[Stored entries]
## Start

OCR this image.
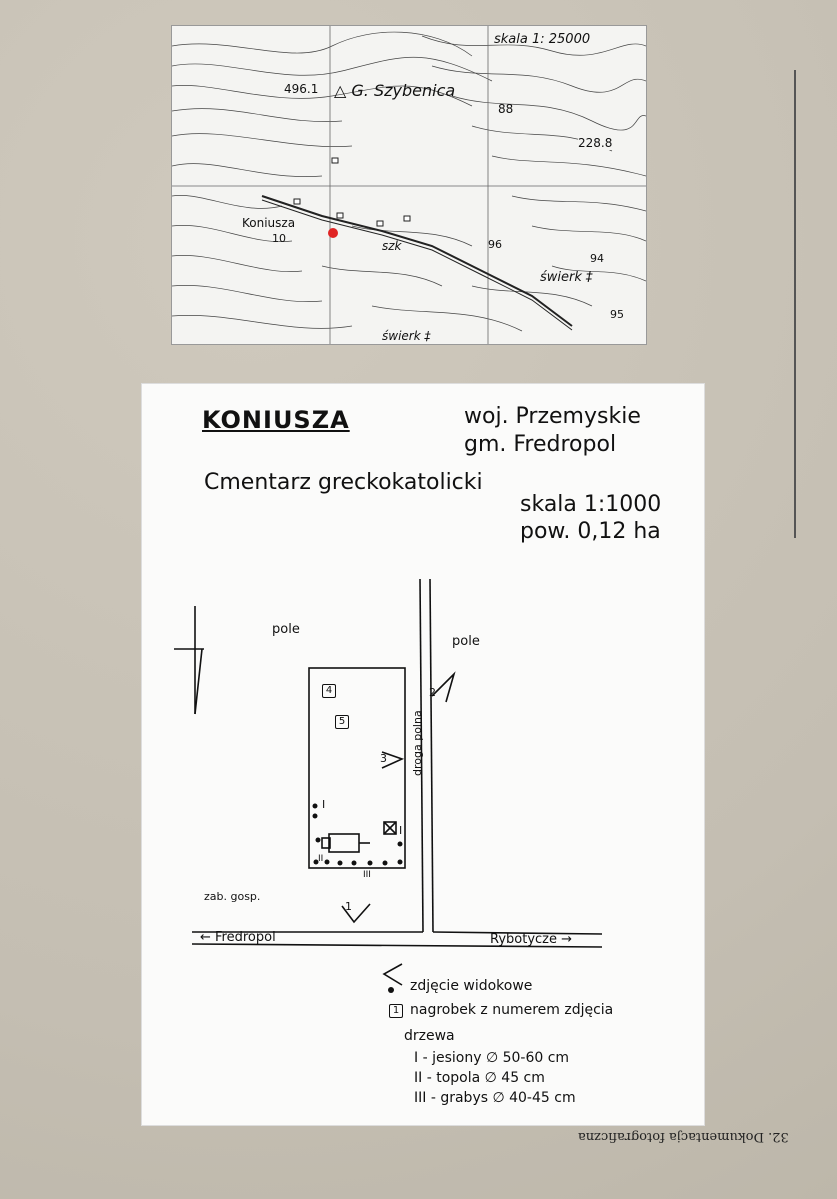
skala 1: 25000
496.1 △ G. Szybenica
88
228.8
Koniusza
10
szk	96
94
świerk ‡
95
świerk ‡
KONIUSZA	woj. Przemyskie
gm. Fredropol
Cmentarz greckokatolicki
skala 1:1000
pow. 0,12 ha
pole
pole
droga polna
zab. gosp.
← Fredropol	Rybotycze →
1
2
3
4
5
I
I
II
III
zdjęcie widokowe
1 nagrobek z numerem zdjęcia
drzewa
I - jesiony ∅ 50-60 cm
II - topola ∅ 45 cm
III - grabys ∅ 40-45 cm
32. Dokumentacja fotograficzna
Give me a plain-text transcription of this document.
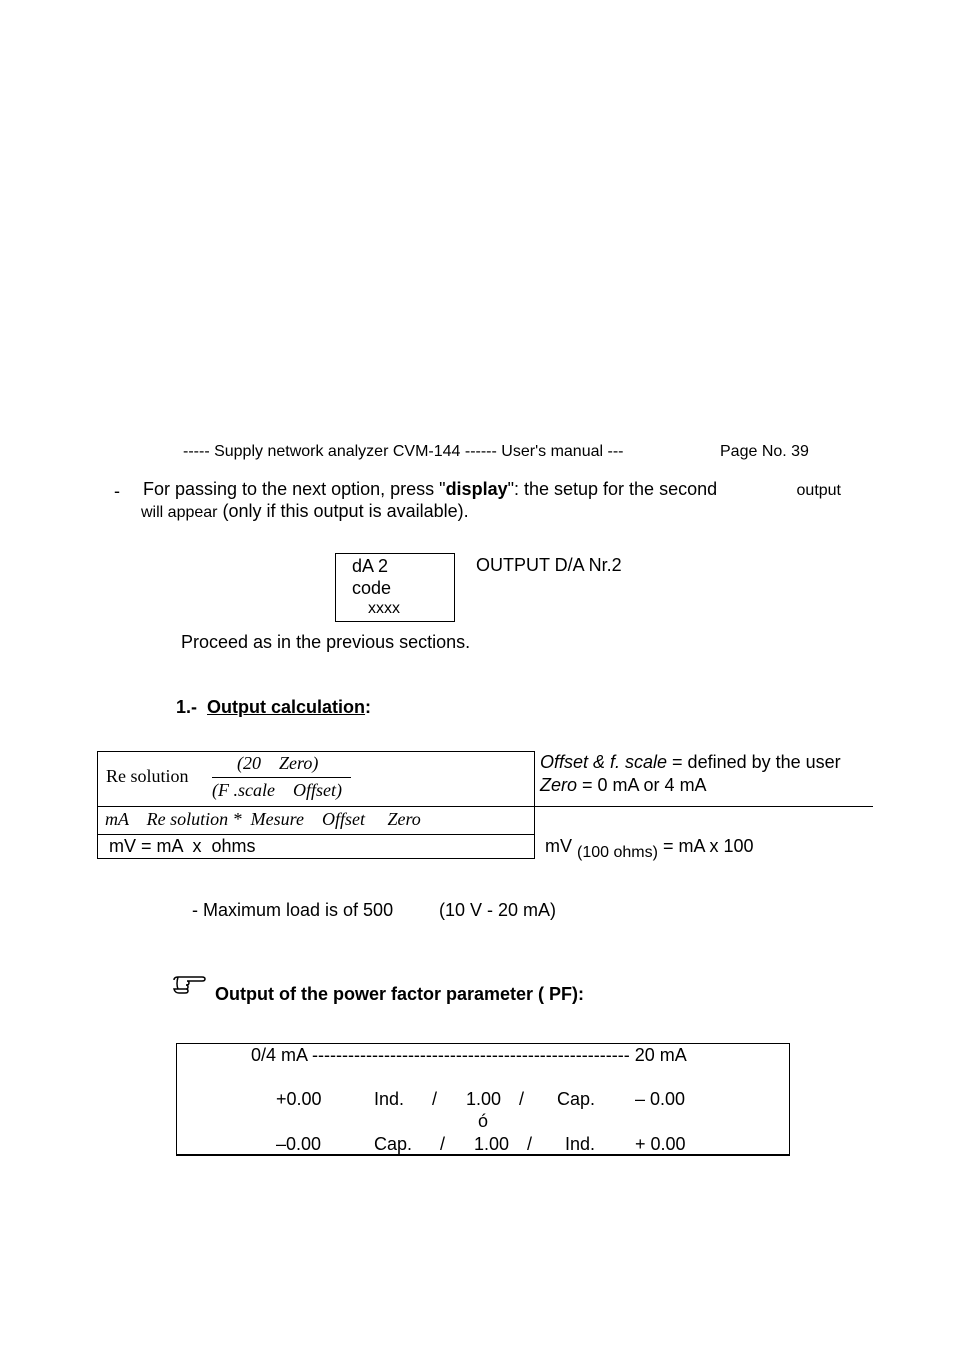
----- Supply network analyzer CVM-144 ------ User's manual ---	Page No. 39
- For passing to the next option, press "display": the setup for the second	output
will appear (only if this output is available).
dA 2
code
xxxx
OUTPUT D/A Nr.2
Proceed as in the previous sections.
1.- Output calculation:
Re solution
(20    Zero)
(F .scale    Offset)
mA    Re solution *  Mesure    Offset     Zero
mV = mA  x  ohms
Offset & f. scale = defined by the user
Zero = 0 mA or 4 mA
mV (100 ohms) = mA x 100
- Maximum load is of 500	(10 V - 20 mA)
Output of the power factor parameter ( PF):
0/4 mA ----------------------------------------------------- 20 mA
+0.00	Ind. / 1.00 / Cap. – 0.00
ó
–0.00	Cap. / 1.00 / Ind. + 0.00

## End

What to work on
In the listing above, how many lines include the word "Zero"? Answer with the number and nothing more.

Exercise answer
3